*Requirement:* Find every line in the records below that holds the word "heading", and copy it out.

*Entries shown:*
※ ※ ※

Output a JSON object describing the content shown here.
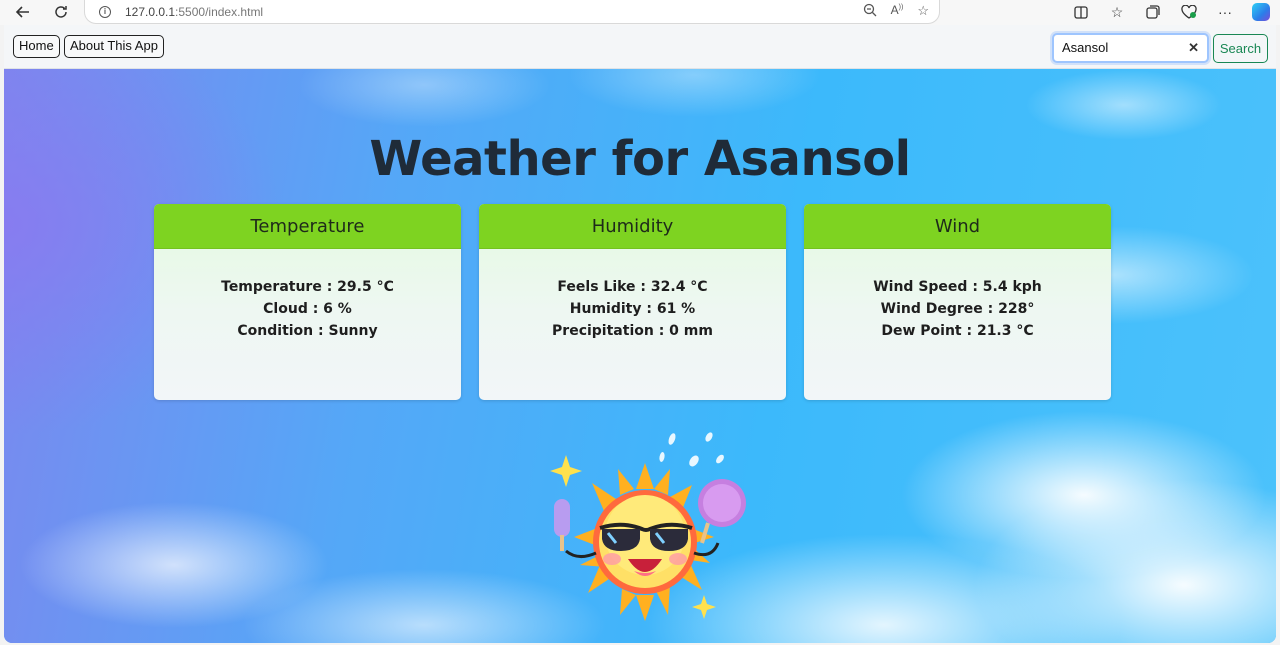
{
  "browser": {
    "url_host": "127.0.0.1",
    "url_rest": ":5500/index.html"
  },
  "nav": {
    "home_label": "Home",
    "about_label": "About This App",
    "search_value": "Asansol",
    "search_button_label": "Search"
  },
  "page": {
    "heading": "Weather for Asansol"
  },
  "cards": [
    {
      "title": "Temperature",
      "lines": [
        "Temperature : 29.5 °C",
        "Cloud : 6 %",
        "Condition : Sunny"
      ]
    },
    {
      "title": "Humidity",
      "lines": [
        "Feels Like : 32.4 °C",
        "Humidity : 61 %",
        "Precipitation : 0 mm"
      ]
    },
    {
      "title": "Wind",
      "lines": [
        "Wind Speed : 5.4 kph",
        "Wind Degree : 228°",
        "Dew Point : 21.3 °C"
      ]
    }
  ],
  "colors": {
    "card_header": "#7ed321",
    "search_button": "#198754",
    "heading": "#1f2b38"
  },
  "icons": [
    "back-arrow-icon",
    "reload-icon",
    "info-icon",
    "zoom-out-icon",
    "read-aloud-icon",
    "favorite-star-icon",
    "split-screen-icon",
    "favorites-icon",
    "collections-icon",
    "browser-essentials-icon",
    "more-icon",
    "copilot-icon",
    "clear-icon",
    "sun-mascot-icon"
  ]
}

※ ※ ※

*The result:*
    "heading": "Weather for Asansol"
    "heading": "#1f2b38"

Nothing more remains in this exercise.